====== Task inputs
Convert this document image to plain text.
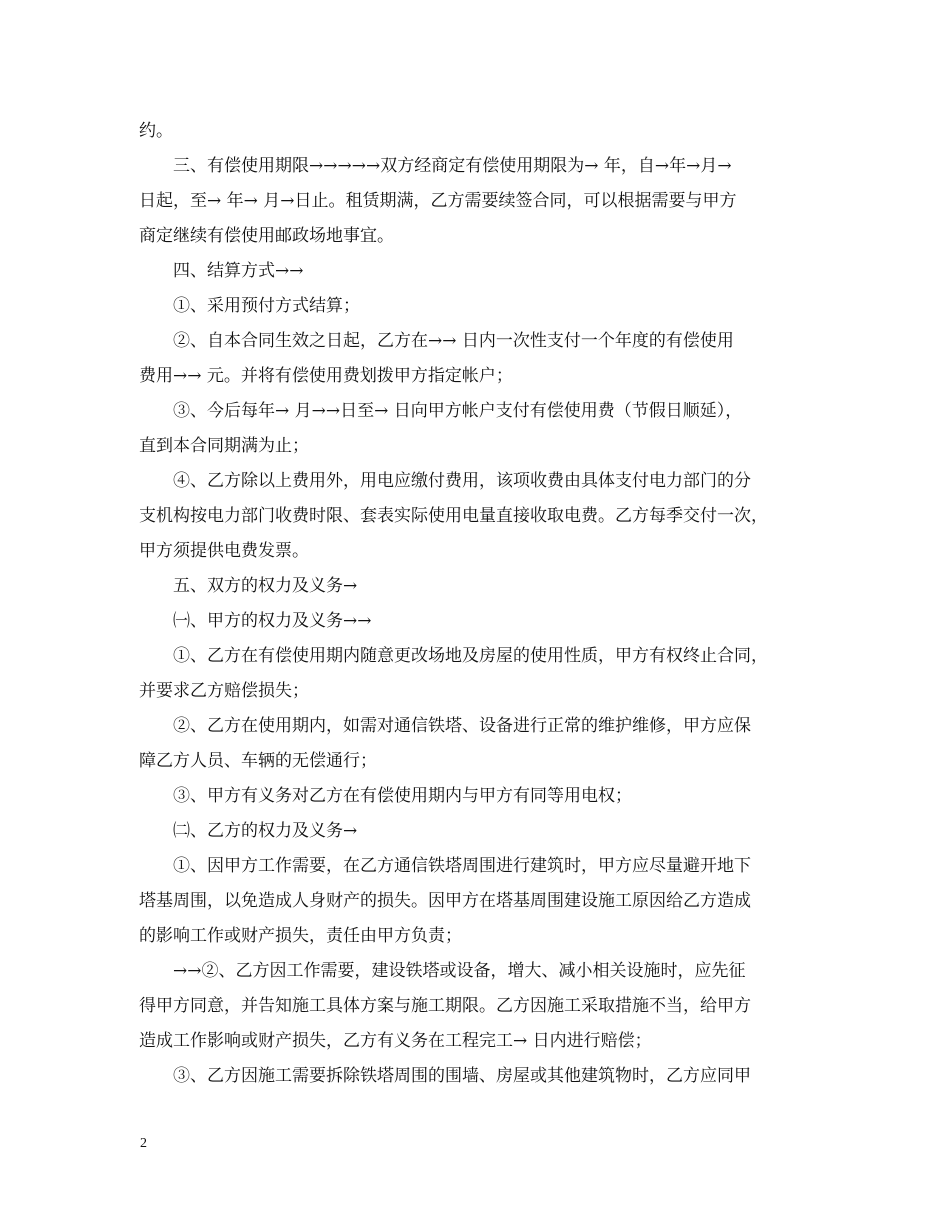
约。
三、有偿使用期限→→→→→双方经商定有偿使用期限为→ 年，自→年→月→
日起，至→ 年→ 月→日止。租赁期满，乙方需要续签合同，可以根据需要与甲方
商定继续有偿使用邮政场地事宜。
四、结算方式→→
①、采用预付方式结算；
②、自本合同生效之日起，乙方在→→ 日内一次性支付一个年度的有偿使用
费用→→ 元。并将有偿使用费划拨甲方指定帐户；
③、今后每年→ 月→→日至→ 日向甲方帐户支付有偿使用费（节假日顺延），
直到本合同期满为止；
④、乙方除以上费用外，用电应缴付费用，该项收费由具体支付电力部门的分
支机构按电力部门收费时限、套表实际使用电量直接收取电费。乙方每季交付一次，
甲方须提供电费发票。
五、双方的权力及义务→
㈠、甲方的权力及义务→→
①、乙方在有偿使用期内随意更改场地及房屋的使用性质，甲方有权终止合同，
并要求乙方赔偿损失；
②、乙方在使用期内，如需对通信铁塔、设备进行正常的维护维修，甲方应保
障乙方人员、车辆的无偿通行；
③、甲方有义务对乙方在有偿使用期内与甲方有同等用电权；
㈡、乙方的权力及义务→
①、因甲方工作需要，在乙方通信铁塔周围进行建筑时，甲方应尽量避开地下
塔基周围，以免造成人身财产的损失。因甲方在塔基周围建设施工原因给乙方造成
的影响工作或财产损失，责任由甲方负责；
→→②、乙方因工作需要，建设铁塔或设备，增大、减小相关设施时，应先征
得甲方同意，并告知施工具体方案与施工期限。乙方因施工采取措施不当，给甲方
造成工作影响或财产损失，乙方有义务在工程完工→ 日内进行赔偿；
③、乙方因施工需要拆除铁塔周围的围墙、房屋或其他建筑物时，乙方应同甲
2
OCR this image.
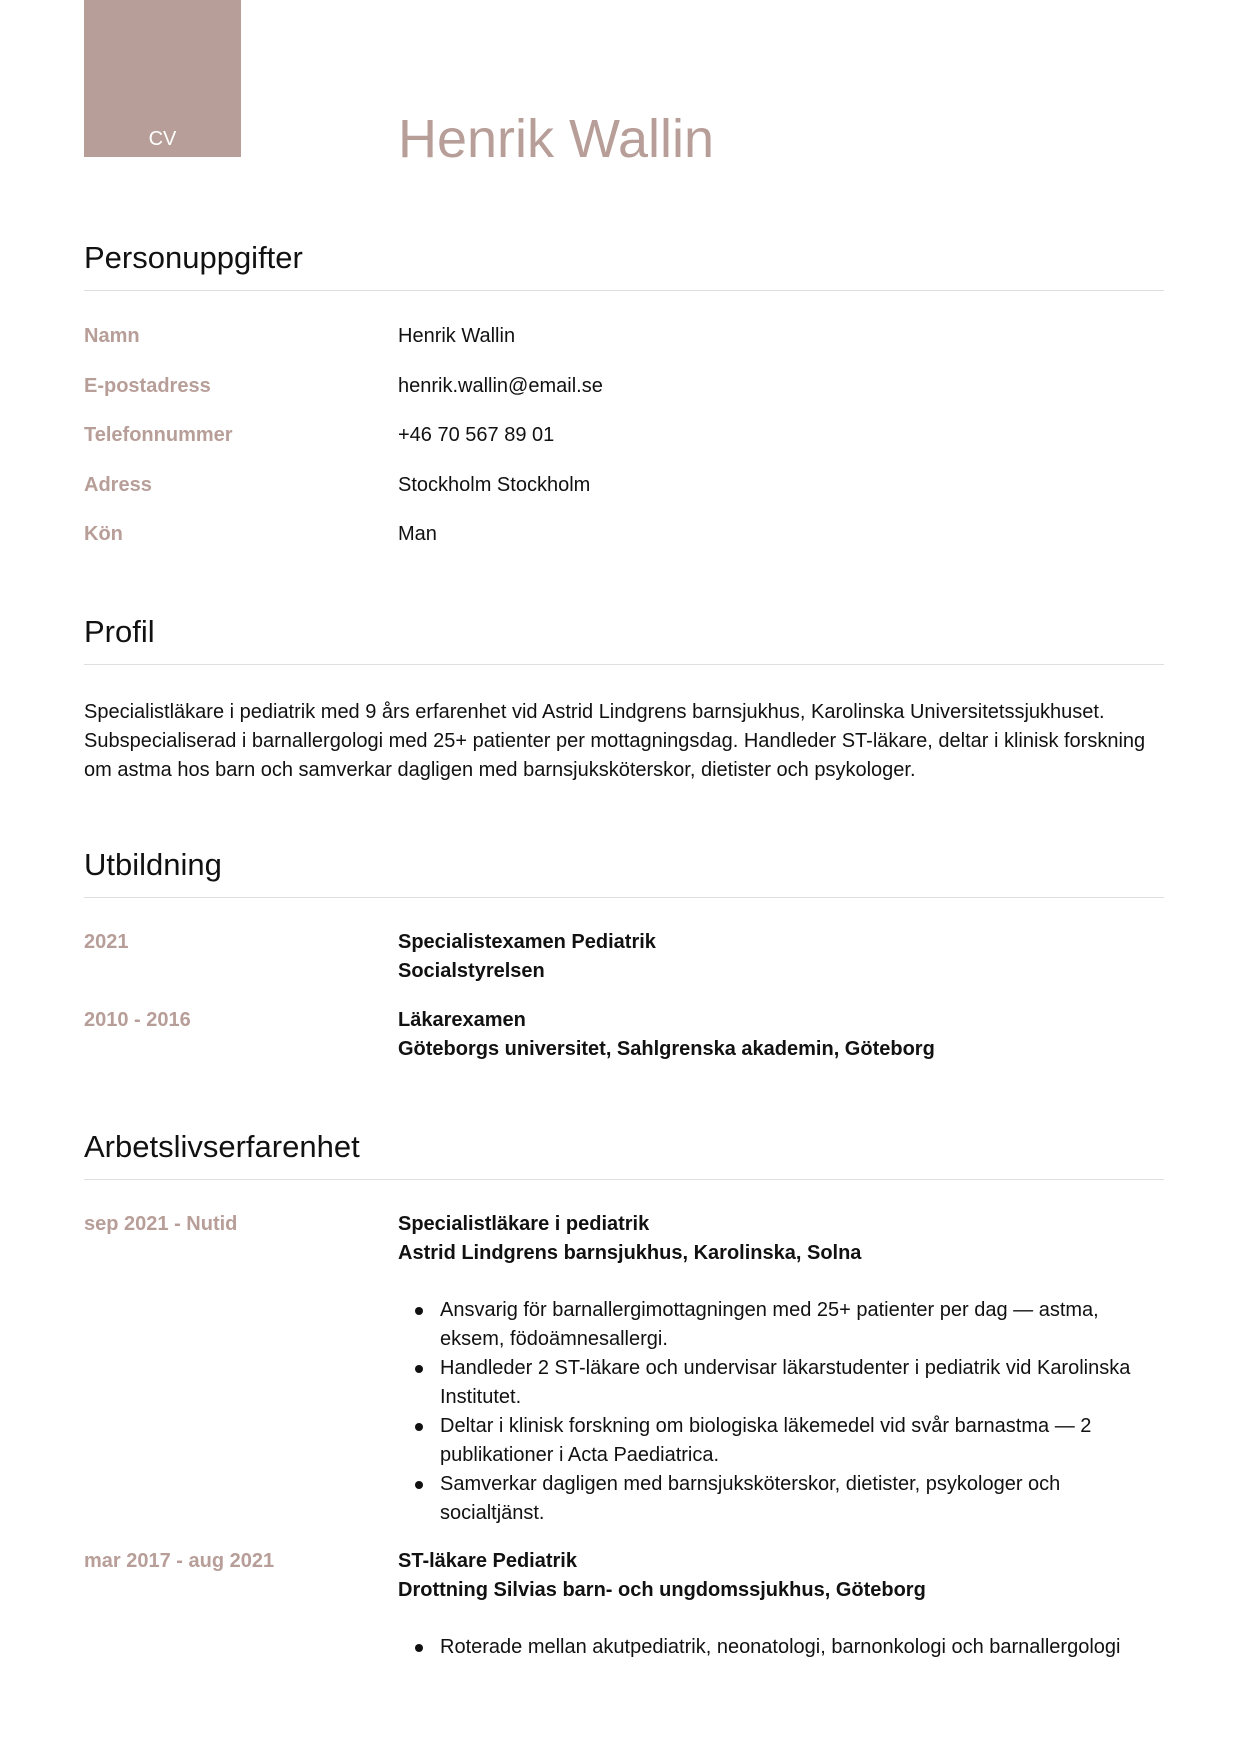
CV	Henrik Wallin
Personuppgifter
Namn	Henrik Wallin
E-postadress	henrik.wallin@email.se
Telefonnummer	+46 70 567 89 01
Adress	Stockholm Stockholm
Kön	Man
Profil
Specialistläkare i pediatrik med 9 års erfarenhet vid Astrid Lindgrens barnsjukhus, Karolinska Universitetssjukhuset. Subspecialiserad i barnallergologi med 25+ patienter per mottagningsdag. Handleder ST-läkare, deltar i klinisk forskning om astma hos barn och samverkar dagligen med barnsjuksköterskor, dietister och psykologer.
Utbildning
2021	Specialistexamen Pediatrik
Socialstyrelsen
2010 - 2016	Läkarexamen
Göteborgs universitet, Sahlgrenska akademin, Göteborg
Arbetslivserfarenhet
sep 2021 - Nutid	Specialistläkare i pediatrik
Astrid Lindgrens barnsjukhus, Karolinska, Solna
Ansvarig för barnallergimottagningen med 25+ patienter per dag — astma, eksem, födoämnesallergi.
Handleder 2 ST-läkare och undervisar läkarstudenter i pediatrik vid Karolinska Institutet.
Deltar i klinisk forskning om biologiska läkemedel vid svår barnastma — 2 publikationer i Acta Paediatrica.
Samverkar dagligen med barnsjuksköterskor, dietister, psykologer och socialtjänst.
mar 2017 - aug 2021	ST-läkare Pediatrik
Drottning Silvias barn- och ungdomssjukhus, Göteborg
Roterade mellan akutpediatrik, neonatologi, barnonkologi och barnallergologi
============
====== Task inputs
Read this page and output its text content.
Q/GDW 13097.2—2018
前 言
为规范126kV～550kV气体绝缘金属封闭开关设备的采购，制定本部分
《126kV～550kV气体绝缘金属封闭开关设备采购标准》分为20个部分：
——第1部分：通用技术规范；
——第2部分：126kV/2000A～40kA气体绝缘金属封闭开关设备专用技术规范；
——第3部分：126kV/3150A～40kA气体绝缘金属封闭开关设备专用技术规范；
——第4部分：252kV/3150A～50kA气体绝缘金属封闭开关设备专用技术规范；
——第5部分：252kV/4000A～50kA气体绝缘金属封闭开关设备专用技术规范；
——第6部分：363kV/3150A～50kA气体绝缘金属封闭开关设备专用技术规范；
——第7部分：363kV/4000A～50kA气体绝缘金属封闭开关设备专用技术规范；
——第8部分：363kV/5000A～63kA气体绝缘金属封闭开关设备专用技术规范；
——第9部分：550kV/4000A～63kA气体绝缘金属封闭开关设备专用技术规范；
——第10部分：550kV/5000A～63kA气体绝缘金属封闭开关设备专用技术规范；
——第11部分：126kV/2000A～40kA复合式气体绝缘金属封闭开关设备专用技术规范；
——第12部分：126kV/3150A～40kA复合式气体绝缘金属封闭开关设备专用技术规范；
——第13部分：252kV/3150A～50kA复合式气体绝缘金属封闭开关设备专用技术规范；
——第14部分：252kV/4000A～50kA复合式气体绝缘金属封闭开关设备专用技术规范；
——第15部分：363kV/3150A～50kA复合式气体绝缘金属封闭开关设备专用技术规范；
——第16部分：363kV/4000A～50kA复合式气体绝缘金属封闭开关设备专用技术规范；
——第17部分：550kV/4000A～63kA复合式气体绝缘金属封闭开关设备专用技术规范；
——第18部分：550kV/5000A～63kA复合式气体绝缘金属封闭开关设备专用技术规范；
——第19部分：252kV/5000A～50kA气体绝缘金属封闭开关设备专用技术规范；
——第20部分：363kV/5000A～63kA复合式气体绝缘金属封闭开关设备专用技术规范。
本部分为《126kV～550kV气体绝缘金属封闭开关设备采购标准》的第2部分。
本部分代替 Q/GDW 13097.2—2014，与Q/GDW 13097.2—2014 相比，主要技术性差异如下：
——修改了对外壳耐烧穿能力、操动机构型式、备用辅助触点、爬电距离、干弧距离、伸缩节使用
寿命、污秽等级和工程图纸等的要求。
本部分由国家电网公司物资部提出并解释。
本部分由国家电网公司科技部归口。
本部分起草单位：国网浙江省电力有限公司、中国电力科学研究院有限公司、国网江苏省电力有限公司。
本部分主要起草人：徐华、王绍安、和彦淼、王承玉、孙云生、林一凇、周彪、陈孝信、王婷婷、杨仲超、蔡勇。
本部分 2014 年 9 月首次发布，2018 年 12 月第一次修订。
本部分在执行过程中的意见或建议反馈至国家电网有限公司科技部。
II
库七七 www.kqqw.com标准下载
============
====== Task inputs
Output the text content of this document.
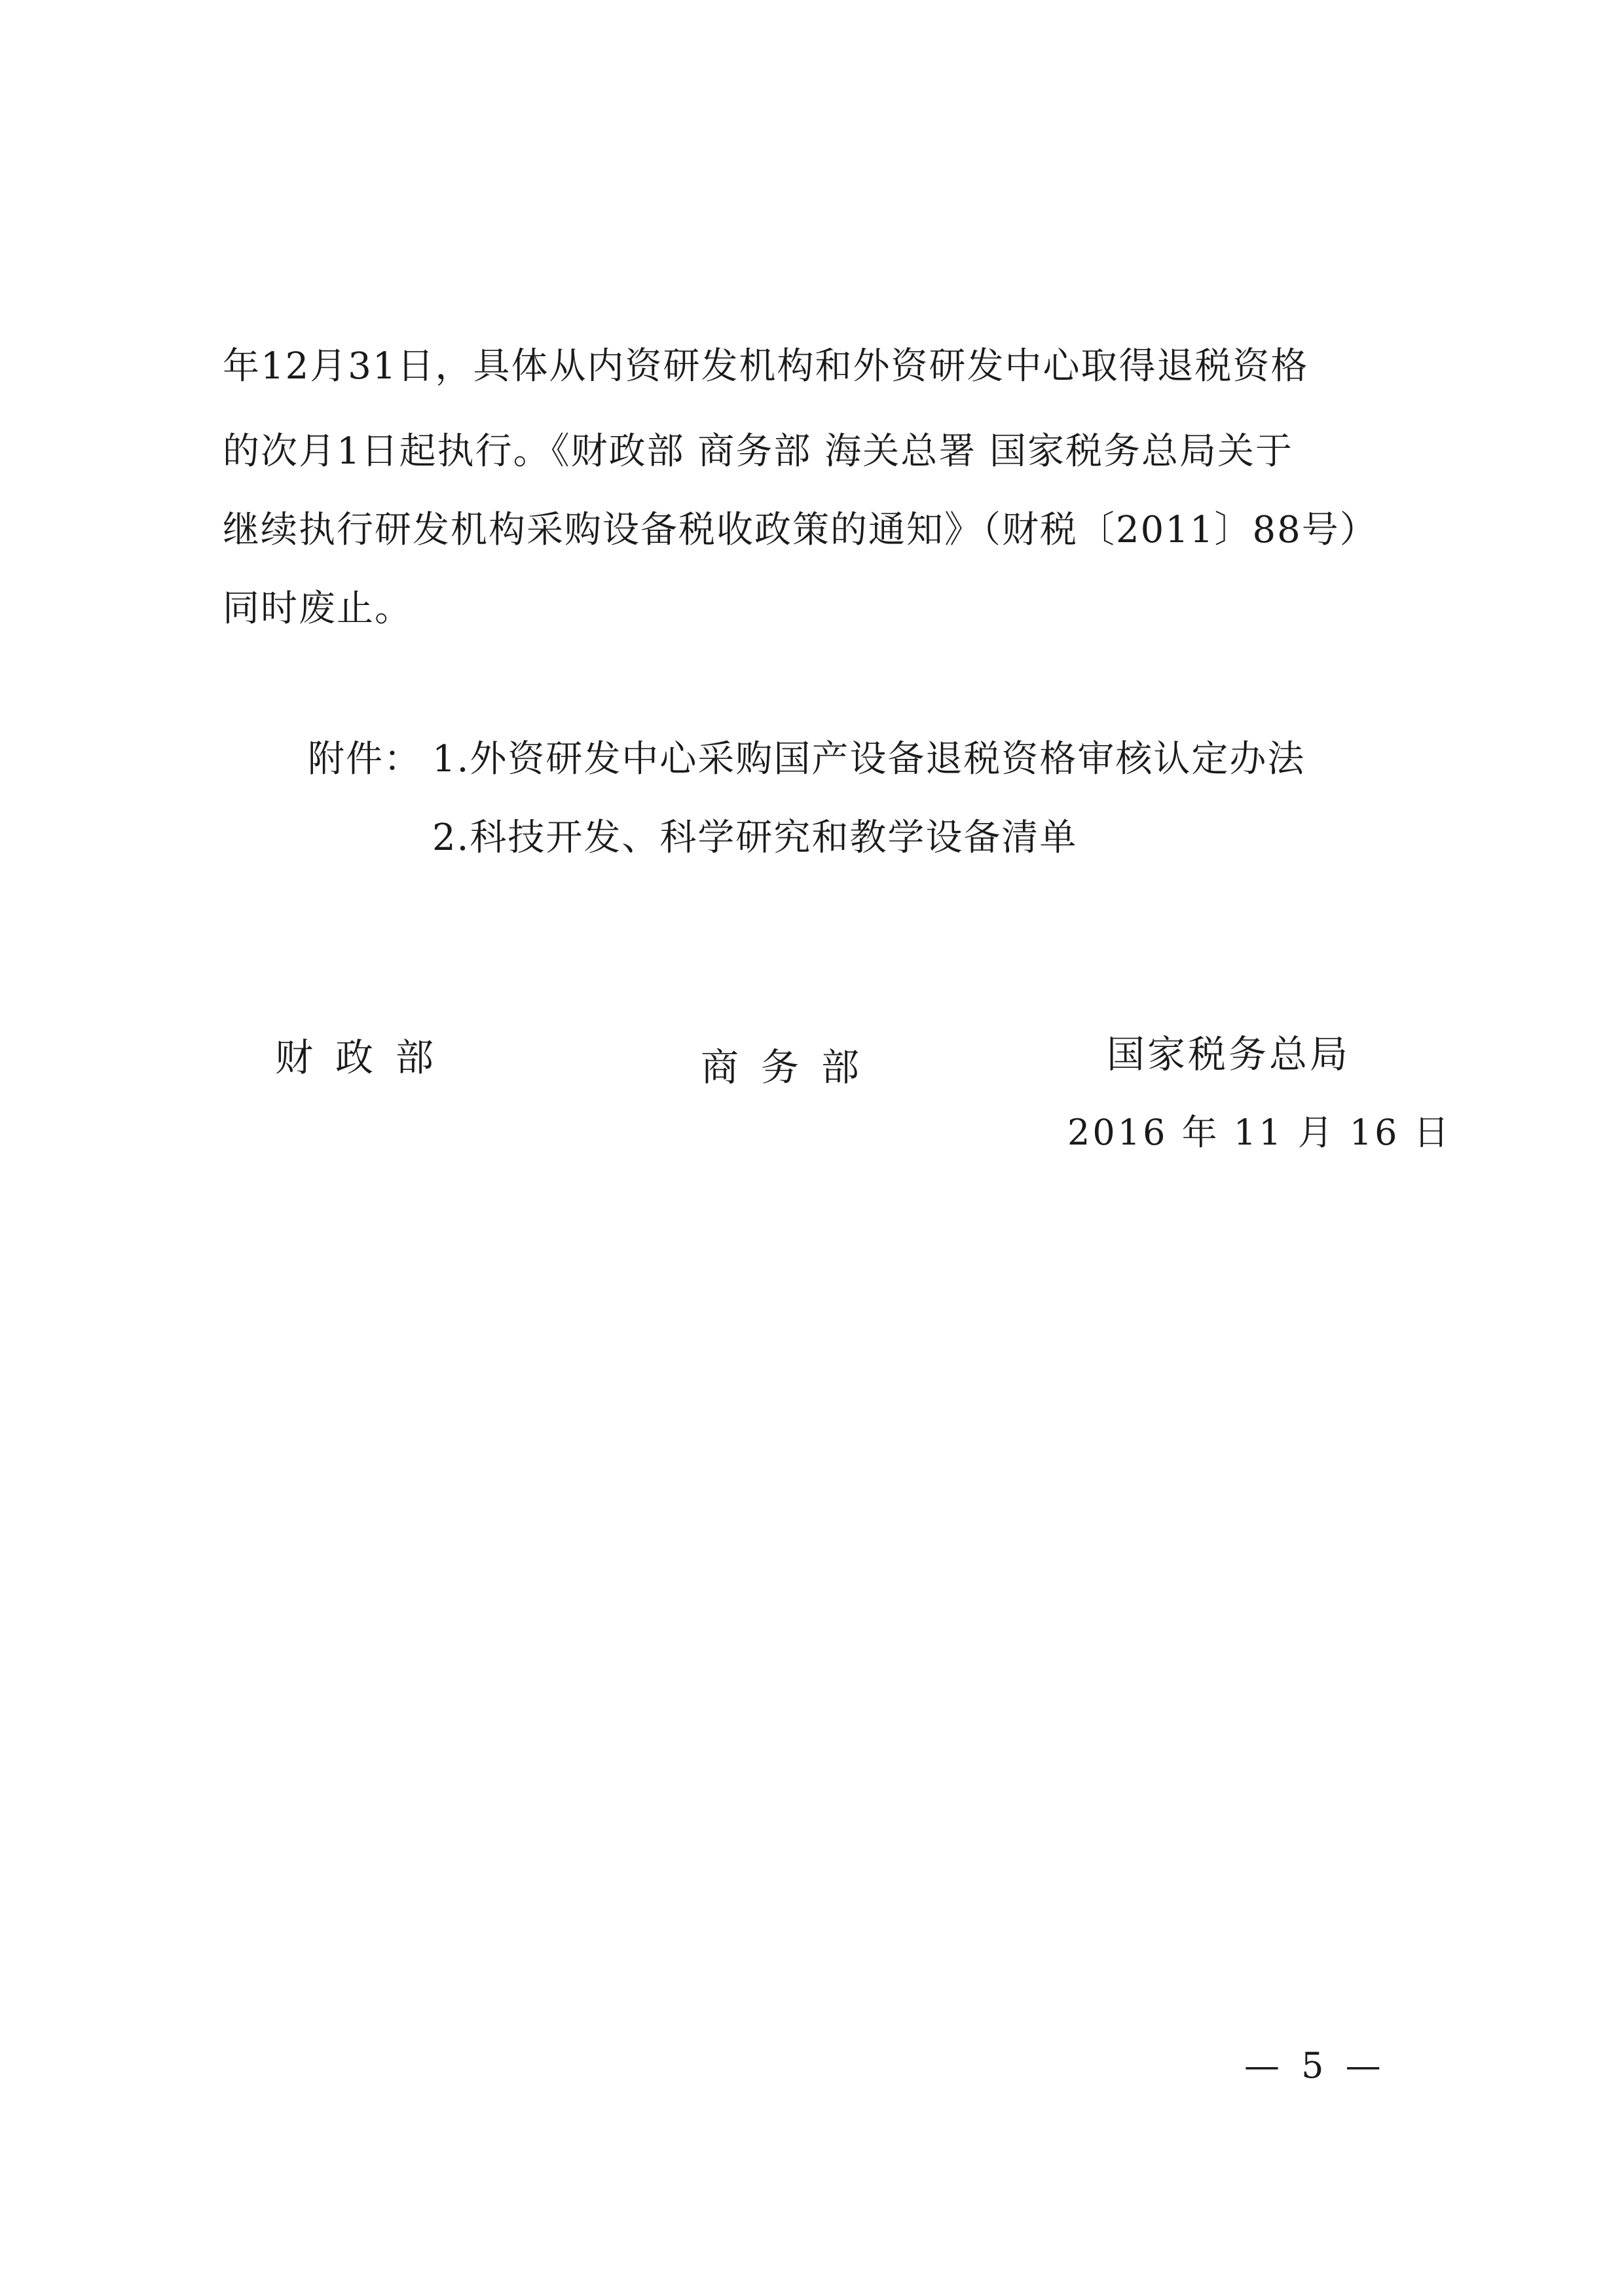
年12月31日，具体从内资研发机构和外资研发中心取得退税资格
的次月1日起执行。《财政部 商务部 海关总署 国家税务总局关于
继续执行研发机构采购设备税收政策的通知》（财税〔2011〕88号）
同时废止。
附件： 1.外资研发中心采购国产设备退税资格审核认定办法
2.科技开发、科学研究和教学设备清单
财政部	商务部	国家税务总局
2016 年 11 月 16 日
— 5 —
============
Job ::
Take each line containing the string "image" and copy it out.

The answer ::
Convert this document image to plain text.
OCR this image.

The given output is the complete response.